TO BE DONE:
The listing below should be written out exactly; please include all of it.

☆ ☆ ☆ ☆ ☆ ☆ ☆

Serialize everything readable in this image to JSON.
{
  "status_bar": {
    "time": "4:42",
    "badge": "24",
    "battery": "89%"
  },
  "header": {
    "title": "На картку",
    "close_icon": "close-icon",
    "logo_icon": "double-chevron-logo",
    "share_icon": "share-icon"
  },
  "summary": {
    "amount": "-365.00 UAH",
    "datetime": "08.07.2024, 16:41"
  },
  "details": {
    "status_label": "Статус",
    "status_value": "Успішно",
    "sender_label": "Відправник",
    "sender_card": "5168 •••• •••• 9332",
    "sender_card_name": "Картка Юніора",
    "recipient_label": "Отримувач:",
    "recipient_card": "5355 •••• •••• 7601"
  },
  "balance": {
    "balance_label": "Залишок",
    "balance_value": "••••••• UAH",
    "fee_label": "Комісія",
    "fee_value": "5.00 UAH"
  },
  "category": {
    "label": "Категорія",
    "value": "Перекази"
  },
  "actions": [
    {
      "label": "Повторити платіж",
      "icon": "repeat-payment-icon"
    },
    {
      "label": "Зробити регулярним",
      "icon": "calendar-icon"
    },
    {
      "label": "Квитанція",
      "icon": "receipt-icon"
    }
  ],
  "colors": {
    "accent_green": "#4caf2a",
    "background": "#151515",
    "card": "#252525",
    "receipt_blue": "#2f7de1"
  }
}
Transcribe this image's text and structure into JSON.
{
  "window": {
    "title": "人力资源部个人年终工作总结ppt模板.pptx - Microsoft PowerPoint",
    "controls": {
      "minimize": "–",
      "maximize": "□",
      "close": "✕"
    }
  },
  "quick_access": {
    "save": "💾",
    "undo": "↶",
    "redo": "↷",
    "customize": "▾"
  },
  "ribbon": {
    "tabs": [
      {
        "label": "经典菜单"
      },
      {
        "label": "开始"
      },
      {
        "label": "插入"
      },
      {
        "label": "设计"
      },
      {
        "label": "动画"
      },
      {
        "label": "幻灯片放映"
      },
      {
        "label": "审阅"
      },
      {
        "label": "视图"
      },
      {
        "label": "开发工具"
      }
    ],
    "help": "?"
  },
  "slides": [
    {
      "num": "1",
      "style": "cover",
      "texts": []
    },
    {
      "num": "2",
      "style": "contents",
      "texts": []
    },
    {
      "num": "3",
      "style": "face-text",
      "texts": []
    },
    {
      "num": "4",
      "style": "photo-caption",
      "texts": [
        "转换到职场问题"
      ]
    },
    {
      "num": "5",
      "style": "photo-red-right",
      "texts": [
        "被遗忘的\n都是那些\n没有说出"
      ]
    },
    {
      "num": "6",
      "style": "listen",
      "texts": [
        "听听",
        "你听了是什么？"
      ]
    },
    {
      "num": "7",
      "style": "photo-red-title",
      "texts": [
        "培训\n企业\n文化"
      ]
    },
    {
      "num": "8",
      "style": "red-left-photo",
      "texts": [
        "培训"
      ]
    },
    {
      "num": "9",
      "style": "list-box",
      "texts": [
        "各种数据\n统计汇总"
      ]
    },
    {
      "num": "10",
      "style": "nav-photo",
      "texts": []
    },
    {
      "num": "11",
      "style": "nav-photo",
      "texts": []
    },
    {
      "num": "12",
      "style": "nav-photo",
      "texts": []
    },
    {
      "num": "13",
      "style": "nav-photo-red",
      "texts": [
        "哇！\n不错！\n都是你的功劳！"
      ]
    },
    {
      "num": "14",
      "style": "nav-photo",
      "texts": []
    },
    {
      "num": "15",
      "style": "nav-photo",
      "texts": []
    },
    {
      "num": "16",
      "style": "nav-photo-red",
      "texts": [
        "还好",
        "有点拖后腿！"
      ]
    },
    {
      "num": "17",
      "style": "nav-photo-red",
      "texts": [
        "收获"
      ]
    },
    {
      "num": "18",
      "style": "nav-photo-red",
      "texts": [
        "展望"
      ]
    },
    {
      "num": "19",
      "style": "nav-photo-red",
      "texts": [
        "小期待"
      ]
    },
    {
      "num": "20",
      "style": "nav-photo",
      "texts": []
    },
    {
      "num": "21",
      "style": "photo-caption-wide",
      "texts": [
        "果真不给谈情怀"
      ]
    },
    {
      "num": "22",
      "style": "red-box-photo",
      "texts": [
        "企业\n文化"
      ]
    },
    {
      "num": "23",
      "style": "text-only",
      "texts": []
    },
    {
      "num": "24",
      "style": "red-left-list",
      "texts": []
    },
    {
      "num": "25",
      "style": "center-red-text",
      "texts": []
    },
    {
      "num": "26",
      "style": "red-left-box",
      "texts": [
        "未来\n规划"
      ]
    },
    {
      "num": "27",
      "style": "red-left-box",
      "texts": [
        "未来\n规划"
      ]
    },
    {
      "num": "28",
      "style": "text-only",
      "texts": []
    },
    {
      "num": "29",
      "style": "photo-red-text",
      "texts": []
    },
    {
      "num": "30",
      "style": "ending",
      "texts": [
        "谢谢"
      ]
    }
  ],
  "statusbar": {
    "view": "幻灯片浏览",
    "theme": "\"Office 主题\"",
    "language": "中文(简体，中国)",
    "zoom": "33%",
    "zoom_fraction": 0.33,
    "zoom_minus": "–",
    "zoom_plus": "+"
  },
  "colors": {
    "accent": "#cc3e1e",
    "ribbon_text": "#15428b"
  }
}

☆ ☆ ☆ ☆ ☆ ☆ ☆

OUTPUT:
Serialize everything readable in this image to JSON.
{
  "status_bar": {
    "time": "4:42",
    "badge": "24",
    "battery": "89%"
  },
  "header": {
    "title": "На картку",
    "close_icon": "close-icon",
    "logo_icon": "double-chevron-logo",
    "share_icon": "share-icon"
  },
  "summary": {
    "amount": "-365.00 UAH",
    "datetime": "08.07.2024, 16:41"
  },
  "details": {
    "status_label": "Статус",
    "status_value": "Успішно",
    "sender_label": "Відправник",
    "sender_card": "5168 •••• •••• 9332",
    "sender_card_name": "Картка Юніора",
    "recipient_label": "Отримувач:",
    "recipient_card": "5355 •••• •••• 7601"
  },
  "balance": {
    "balance_label": "Залишок",
    "balance_value": "••••••• UAH",
    "fee_label": "Комісія",
    "fee_value": "5.00 UAH"
  },
  "category": {
    "label": "Категорія",
    "value": "Перекази"
  },
  "actions": [
    {
      "label": "Повторити платіж",
      "icon": "repeat-payment-icon"
    },
    {
      "label": "Зробити регулярним",
      "icon": "calendar-icon"
    },
    {
      "label": "Квитанція",
      "icon": "receipt-icon"
    }
  ],
  "colors": {
    "accent_green": "#4caf2a",
    "background": "#151515",
    "card": "#252525",
    "receipt_blue": "#2f7de1"
  }
}
Transcribe this image's text and structure into JSON.
{
  "window": {
    "title": "人力资源部个人年终工作总结ppt模板.pptx - Microsoft PowerPoint",
    "controls": {
      "minimize": "–",
      "maximize": "□",
      "close": "✕"
    }
  },
  "quick_access": {
    "save": "💾",
    "undo": "↶",
    "redo": "↷",
    "customize": "▾"
  },
  "ribbon": {
    "tabs": [
      {
        "label": "经典菜单"
      },
      {
        "label": "开始"
      },
      {
        "label": "插入"
      },
      {
        "label": "设计"
      },
      {
        "label": "动画"
      },
      {
        "label": "幻灯片放映"
      },
      {
        "label": "审阅"
      },
      {
        "label": "视图"
      },
      {
        "label": "开发工具"
      }
    ],
    "help": "?"
  },
  "slides": [
    {
      "num": "1",
      "style": "cover",
      "texts": []
    },
    {
      "num": "2",
      "style": "contents",
      "texts": []
    },
    {
      "num": "3",
      "style": "face-text",
      "texts": []
    },
    {
      "num": "4",
      "style": "photo-caption",
      "texts": [
        "转换到职场问题"
      ]
    },
    {
      "num": "5",
      "style": "photo-red-right",
      "texts": [
        "被遗忘的\n都是那些\n没有说出"
      ]
    },
    {
      "num": "6",
      "style": "listen",
      "texts": [
        "听听",
        "你听了是什么？"
      ]
    },
    {
      "num": "7",
      "style": "photo-red-title",
      "texts": [
        "培训\n企业\n文化"
      ]
    },
    {
      "num": "8",
      "style": "red-left-photo",
      "texts": [
        "培训"
      ]
    },
    {
      "num": "9",
      "style": "list-box",
      "texts": [
        "各种数据\n统计汇总"
      ]
    },
    {
      "num": "10",
      "style": "nav-photo",
      "texts": []
    },
    {
      "num": "11",
      "style": "nav-photo",
      "texts": []
    },
    {
      "num": "12",
      "style": "nav-photo",
      "texts": []
    },
    {
      "num": "13",
      "style": "nav-photo-red",
      "texts": [
        "哇！\n不错！\n都是你的功劳！"
      ]
    },
    {
      "num": "14",
      "style": "nav-photo",
      "texts": []
    },
    {
      "num": "15",
      "style": "nav-photo",
      "texts": []
    },
    {
      "num": "16",
      "style": "nav-photo-red",
      "texts": [
        "还好",
        "有点拖后腿！"
      ]
    },
    {
      "num": "17",
      "style": "nav-photo-red",
      "texts": [
        "收获"
      ]
    },
    {
      "num": "18",
      "style": "nav-photo-red",
      "texts": [
        "展望"
      ]
    },
    {
      "num": "19",
      "style": "nav-photo-red",
      "texts": [
        "小期待"
      ]
    },
    {
      "num": "20",
      "style": "nav-photo",
      "texts": []
    },
    {
      "num": "21",
      "style": "photo-caption-wide",
      "texts": [
        "果真不给谈情怀"
      ]
    },
    {
      "num": "22",
      "style": "red-box-photo",
      "texts": [
        "企业\n文化"
      ]
    },
    {
      "num": "23",
      "style": "text-only",
      "texts": []
    },
    {
      "num": "24",
      "style": "red-left-list",
      "texts": []
    },
    {
      "num": "25",
      "style": "center-red-text",
      "texts": []
    },
    {
      "num": "26",
      "style": "red-left-box",
      "texts": [
        "未来\n规划"
      ]
    },
    {
      "num": "27",
      "style": "red-left-box",
      "texts": [
        "未来\n规划"
      ]
    },
    {
      "num": "28",
      "style": "text-only",
      "texts": []
    },
    {
      "num": "29",
      "style": "photo-red-text",
      "texts": []
    },
    {
      "num": "30",
      "style": "ending",
      "texts": [
        "谢谢"
      ]
    }
  ],
  "statusbar": {
    "view": "幻灯片浏览",
    "theme": "\"Office 主题\"",
    "language": "中文(简体，中国)",
    "zoom": "33%",
    "zoom_fraction": 0.33,
    "zoom_minus": "–",
    "zoom_plus": "+"
  },
  "colors": {
    "accent": "#cc3e1e",
    "ribbon_text": "#15428b"
  }
}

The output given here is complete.